Looking at the listing, state how many of its lines contain the string "name". Write only the number.

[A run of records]
>> BEGIN

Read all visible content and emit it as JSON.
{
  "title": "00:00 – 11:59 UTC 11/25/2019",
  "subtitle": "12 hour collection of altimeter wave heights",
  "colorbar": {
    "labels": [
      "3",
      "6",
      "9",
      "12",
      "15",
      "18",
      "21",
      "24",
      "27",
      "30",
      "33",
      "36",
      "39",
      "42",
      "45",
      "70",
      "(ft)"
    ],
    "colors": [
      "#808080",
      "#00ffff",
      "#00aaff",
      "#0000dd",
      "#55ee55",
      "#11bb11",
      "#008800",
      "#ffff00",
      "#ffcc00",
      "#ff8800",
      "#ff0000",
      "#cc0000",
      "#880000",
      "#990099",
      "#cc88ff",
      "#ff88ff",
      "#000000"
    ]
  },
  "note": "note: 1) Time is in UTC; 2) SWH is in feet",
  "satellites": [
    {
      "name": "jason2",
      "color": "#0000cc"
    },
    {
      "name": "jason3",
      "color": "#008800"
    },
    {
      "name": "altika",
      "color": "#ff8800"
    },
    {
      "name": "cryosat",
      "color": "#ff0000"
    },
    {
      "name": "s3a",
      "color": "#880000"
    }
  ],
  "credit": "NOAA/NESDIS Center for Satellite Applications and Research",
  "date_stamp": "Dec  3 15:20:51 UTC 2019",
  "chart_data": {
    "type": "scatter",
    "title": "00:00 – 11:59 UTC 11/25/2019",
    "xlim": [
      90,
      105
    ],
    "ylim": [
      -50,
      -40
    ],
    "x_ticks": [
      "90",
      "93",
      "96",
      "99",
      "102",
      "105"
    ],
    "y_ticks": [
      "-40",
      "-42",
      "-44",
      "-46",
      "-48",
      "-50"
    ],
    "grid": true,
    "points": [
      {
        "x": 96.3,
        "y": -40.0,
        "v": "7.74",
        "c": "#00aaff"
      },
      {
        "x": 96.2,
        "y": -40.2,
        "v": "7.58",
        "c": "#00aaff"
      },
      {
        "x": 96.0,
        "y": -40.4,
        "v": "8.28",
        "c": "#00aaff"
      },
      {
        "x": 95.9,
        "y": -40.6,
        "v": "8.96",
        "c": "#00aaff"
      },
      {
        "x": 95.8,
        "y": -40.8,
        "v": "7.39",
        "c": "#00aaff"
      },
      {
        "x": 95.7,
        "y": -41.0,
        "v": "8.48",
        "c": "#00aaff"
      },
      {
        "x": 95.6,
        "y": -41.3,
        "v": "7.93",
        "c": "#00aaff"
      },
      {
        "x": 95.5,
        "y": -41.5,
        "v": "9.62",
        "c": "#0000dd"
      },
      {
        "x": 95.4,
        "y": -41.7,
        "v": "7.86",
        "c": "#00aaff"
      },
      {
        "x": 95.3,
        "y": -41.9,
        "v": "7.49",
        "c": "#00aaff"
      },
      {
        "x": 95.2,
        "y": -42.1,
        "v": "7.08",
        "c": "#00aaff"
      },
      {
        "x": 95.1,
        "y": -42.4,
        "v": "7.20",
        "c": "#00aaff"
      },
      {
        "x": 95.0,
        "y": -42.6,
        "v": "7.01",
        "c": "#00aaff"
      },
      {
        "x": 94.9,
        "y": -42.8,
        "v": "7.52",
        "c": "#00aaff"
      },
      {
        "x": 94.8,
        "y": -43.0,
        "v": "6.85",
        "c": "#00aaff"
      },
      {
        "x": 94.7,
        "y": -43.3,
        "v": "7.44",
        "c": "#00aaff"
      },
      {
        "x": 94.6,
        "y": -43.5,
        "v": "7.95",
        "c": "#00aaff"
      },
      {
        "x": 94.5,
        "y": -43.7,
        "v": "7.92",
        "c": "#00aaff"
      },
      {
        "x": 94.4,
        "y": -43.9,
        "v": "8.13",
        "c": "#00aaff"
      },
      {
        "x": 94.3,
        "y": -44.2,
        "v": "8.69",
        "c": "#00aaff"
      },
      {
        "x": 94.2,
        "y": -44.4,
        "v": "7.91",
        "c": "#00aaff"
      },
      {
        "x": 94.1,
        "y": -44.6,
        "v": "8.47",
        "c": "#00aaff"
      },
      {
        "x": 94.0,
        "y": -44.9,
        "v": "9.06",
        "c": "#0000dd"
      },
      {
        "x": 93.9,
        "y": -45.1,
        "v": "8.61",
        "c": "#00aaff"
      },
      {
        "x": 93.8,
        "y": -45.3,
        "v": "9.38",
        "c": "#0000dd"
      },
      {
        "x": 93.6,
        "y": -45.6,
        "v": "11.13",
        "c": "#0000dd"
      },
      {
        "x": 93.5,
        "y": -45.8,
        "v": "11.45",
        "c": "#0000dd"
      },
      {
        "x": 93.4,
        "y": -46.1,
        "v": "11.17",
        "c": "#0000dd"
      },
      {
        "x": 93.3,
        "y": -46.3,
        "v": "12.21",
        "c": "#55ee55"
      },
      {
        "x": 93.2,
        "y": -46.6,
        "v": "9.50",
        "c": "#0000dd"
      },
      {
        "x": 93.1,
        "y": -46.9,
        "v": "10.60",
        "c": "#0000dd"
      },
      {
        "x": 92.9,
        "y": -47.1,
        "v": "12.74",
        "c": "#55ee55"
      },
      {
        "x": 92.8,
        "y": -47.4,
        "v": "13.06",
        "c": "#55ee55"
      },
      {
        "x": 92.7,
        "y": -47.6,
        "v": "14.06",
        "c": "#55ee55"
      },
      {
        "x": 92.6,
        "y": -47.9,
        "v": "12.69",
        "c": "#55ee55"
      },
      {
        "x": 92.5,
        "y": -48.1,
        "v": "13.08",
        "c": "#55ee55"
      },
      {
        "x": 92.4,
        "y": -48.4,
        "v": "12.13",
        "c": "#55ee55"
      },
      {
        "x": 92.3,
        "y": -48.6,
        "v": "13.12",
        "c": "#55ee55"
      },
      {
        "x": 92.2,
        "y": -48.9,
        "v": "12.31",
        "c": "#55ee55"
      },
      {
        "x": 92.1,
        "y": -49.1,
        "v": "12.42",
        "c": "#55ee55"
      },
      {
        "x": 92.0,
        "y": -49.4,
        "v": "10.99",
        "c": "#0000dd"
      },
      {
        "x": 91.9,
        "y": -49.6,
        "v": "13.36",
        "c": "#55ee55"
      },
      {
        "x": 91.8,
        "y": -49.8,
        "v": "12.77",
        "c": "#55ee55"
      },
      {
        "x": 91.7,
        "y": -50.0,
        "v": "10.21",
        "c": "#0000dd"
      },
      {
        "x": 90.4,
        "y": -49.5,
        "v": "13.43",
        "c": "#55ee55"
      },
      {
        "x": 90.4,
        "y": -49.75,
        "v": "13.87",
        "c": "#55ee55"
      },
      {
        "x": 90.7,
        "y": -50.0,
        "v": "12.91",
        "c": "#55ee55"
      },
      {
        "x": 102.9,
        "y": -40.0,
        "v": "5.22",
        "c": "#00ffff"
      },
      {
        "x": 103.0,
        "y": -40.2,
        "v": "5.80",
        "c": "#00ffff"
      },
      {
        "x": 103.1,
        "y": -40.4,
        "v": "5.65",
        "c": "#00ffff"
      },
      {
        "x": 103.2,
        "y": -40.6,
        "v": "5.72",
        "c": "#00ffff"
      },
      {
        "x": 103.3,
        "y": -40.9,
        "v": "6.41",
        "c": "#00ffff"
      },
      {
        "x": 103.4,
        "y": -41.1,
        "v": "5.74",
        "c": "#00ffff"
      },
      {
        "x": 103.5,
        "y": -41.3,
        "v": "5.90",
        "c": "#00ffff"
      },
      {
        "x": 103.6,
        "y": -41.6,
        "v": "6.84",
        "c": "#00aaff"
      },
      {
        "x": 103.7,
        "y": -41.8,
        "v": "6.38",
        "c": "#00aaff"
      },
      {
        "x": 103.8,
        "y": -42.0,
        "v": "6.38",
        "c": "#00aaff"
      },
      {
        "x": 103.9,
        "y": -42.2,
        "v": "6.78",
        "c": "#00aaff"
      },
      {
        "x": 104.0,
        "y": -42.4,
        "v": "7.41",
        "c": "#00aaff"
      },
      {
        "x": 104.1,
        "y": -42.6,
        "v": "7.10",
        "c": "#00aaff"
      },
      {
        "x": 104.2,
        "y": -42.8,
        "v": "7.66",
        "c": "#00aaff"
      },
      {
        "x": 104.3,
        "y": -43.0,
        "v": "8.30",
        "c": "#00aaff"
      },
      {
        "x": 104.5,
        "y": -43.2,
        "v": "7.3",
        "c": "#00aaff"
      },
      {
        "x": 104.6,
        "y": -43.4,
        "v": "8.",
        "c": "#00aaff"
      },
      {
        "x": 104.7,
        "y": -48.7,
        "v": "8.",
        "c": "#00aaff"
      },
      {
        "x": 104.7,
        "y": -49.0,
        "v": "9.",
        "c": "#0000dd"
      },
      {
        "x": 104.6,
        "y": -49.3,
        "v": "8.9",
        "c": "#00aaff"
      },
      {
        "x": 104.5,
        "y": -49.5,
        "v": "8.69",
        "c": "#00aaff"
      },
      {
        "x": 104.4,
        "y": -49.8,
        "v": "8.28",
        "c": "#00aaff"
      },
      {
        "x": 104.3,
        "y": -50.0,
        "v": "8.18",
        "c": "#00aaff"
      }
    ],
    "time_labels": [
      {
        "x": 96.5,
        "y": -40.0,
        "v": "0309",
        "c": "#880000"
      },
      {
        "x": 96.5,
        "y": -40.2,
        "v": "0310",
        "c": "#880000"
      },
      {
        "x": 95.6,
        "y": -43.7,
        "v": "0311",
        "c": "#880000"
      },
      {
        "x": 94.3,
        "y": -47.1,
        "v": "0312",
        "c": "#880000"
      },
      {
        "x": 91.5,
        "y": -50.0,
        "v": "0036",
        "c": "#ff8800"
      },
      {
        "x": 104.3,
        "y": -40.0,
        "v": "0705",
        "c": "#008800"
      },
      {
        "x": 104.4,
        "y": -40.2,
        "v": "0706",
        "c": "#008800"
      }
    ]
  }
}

>> END

[ANSWER TO THIS PROBLEM]
5